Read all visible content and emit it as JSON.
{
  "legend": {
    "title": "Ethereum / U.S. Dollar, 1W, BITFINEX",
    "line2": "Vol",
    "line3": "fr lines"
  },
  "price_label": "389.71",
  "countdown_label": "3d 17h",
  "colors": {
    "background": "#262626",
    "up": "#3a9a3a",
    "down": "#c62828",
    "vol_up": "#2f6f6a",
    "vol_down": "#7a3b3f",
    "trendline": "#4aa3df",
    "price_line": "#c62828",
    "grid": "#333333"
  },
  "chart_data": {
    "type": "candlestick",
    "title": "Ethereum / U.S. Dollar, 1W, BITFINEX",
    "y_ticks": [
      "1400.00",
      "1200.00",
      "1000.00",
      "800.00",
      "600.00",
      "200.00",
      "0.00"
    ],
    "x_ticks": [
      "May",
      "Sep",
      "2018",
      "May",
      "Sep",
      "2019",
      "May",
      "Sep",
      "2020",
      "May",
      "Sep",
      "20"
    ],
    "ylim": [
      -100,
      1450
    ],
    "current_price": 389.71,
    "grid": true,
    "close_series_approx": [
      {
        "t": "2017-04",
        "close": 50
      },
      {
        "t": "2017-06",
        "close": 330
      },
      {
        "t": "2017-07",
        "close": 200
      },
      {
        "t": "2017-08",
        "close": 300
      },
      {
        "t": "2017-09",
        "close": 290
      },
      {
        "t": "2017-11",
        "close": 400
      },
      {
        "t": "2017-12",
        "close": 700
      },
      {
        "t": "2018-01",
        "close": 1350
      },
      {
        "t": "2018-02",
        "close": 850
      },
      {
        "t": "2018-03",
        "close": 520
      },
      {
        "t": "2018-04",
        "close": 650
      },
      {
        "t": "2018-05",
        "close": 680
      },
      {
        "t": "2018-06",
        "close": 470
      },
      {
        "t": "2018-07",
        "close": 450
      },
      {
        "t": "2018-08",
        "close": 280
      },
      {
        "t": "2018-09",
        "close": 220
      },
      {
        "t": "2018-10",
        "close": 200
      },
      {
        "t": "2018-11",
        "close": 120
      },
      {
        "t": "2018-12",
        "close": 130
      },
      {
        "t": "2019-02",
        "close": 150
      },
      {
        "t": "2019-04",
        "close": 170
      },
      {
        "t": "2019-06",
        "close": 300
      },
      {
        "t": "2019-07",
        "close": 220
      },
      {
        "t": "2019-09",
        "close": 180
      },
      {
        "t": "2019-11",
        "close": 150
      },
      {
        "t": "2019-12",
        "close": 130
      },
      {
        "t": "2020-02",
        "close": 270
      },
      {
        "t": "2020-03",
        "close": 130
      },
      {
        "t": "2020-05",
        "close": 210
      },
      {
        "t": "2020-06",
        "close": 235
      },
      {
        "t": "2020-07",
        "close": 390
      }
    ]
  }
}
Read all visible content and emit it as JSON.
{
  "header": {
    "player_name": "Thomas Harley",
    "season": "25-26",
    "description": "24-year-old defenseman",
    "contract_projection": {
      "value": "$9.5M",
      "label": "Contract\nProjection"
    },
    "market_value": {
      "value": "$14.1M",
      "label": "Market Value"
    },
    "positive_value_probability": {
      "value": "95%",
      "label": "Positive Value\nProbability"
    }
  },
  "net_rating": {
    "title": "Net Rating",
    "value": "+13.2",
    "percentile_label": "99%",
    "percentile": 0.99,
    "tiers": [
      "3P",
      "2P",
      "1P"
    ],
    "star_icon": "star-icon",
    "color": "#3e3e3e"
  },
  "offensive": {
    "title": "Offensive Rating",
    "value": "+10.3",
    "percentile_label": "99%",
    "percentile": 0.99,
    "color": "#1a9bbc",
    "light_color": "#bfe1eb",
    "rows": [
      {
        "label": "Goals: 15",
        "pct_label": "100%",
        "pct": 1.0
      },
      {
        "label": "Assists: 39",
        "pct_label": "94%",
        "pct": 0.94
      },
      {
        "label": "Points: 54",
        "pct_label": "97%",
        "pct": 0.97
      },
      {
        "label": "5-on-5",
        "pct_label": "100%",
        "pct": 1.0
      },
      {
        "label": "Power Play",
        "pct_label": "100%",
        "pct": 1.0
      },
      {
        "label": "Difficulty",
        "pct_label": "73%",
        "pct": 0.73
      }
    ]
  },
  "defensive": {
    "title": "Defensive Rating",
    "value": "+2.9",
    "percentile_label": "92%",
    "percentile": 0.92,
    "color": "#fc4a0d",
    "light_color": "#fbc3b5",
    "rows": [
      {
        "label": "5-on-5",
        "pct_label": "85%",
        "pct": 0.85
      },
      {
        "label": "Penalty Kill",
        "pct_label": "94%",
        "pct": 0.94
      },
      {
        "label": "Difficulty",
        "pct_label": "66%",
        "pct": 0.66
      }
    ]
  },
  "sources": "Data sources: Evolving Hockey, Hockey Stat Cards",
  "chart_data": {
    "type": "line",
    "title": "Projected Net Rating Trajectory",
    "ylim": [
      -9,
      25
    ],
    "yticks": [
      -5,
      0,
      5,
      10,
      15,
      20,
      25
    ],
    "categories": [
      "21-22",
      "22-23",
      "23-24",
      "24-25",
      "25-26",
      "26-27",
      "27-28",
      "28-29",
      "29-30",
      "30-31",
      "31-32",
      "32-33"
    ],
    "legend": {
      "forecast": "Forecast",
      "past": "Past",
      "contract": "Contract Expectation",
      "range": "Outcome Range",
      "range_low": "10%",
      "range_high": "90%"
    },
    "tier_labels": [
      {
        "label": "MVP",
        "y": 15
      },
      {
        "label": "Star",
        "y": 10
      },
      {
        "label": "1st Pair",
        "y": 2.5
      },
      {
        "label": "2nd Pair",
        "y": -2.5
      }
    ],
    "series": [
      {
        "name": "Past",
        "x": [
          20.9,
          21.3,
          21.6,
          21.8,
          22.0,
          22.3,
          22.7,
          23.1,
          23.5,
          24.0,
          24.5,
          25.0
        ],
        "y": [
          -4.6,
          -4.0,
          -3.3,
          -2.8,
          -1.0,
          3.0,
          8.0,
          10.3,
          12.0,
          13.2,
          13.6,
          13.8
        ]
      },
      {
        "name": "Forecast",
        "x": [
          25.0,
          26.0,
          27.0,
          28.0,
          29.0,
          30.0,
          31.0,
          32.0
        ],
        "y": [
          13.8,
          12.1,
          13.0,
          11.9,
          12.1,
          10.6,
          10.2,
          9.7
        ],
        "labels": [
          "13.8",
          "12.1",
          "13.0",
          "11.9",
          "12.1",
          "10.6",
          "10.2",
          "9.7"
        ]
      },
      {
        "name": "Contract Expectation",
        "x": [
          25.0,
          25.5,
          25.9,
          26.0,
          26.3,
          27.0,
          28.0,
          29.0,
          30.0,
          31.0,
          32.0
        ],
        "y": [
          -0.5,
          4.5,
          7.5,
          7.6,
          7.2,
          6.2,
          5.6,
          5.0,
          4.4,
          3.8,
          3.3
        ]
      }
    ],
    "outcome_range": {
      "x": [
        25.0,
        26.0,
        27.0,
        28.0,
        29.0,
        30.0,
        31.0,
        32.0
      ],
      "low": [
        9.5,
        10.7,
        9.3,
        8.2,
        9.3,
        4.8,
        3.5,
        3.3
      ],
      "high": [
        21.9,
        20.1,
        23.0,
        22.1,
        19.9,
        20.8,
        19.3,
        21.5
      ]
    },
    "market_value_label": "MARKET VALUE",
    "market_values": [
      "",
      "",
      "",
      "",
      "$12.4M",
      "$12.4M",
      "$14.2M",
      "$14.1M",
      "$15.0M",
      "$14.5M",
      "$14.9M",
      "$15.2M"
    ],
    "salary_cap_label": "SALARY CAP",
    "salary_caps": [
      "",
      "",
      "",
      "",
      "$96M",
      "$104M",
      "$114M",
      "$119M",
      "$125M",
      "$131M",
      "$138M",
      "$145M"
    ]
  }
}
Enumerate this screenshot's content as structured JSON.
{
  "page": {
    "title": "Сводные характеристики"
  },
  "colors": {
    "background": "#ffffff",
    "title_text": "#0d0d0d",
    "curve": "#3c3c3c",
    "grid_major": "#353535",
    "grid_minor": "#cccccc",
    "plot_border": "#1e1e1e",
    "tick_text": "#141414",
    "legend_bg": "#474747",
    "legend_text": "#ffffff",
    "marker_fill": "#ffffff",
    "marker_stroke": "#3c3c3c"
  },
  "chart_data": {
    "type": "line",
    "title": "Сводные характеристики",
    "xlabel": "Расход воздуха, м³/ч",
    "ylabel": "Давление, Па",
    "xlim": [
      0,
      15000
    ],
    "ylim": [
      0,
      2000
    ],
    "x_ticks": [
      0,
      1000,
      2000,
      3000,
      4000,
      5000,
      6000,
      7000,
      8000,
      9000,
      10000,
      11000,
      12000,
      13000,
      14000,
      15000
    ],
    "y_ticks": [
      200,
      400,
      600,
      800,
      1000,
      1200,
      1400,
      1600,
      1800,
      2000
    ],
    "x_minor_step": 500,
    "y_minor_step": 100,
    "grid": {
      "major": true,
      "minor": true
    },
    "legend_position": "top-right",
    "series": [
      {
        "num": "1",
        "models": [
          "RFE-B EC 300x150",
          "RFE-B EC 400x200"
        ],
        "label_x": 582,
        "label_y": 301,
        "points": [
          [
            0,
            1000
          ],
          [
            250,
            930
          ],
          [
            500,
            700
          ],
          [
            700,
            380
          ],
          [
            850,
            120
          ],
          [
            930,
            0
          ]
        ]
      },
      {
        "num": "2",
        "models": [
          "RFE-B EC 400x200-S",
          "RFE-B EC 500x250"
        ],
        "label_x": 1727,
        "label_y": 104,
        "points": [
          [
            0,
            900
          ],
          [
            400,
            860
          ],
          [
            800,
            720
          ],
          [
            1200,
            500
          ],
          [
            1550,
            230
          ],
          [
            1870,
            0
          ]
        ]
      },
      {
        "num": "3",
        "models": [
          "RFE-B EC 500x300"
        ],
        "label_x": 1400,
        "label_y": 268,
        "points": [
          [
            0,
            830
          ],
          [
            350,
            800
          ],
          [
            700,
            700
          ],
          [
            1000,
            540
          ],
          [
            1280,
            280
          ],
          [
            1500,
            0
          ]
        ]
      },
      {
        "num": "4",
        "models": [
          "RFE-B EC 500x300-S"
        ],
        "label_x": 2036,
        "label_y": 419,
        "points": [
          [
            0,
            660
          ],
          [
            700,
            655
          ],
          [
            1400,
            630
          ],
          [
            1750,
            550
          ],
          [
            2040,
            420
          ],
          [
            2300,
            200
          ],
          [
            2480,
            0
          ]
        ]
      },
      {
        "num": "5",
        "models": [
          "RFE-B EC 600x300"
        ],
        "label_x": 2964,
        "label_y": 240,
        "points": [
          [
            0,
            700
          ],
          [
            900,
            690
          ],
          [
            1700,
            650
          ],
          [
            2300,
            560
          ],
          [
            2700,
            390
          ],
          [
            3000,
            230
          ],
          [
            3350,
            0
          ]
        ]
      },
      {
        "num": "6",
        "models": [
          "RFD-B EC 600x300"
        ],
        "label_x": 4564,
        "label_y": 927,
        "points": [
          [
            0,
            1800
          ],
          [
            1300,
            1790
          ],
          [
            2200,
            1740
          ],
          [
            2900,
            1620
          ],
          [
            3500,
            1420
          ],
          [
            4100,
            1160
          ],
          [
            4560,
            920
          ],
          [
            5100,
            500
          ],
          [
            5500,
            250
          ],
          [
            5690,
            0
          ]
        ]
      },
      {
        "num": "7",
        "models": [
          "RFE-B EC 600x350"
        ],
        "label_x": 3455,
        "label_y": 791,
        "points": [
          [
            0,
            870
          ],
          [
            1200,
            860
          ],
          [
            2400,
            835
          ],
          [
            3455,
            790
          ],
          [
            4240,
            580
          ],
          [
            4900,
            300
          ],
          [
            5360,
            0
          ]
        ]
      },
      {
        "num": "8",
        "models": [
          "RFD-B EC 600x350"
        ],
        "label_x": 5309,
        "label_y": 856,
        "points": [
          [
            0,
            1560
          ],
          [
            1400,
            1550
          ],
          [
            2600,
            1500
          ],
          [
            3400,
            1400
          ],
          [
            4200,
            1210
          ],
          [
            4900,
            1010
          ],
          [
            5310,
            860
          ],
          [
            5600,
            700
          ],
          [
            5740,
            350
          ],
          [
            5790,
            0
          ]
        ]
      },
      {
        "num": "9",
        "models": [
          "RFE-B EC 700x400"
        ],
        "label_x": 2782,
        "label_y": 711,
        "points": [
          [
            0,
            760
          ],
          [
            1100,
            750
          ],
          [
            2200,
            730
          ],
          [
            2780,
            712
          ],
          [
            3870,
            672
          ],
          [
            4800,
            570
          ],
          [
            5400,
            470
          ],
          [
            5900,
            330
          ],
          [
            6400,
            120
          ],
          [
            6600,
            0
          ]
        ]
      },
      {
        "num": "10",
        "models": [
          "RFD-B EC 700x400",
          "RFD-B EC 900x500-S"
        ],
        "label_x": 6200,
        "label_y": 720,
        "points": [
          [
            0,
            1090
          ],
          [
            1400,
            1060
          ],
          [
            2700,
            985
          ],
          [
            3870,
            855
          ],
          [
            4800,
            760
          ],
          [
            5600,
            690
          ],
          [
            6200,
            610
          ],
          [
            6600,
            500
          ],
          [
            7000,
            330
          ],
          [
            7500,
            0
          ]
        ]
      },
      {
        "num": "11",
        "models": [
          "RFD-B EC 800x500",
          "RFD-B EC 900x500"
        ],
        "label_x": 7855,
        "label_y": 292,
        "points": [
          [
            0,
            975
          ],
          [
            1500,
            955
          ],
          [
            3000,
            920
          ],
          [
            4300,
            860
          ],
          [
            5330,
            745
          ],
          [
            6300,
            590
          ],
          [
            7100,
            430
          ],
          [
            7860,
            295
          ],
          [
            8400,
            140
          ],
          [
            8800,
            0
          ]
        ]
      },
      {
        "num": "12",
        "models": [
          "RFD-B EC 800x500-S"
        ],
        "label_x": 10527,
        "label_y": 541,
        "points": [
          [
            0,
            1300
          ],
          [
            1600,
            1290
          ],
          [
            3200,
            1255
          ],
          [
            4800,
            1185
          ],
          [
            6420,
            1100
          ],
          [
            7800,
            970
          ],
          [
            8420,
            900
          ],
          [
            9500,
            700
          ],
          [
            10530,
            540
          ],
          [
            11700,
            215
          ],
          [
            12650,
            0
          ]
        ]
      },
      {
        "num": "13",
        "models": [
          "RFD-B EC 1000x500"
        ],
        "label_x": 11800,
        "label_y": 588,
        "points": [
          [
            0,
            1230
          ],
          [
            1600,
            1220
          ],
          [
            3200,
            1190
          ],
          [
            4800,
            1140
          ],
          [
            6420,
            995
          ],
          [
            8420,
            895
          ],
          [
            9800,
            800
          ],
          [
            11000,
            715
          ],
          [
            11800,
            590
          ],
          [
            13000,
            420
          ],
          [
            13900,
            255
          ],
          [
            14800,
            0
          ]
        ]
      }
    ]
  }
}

- - - - -

--- DIRECTIONS FOR THIS TASK ---
Search the listing for the word "Expectation". Copy every line in which it occurs.

--- TASK SOLUTION ---
      "contract": "Contract Expectation",
        "name": "Contract Expectation",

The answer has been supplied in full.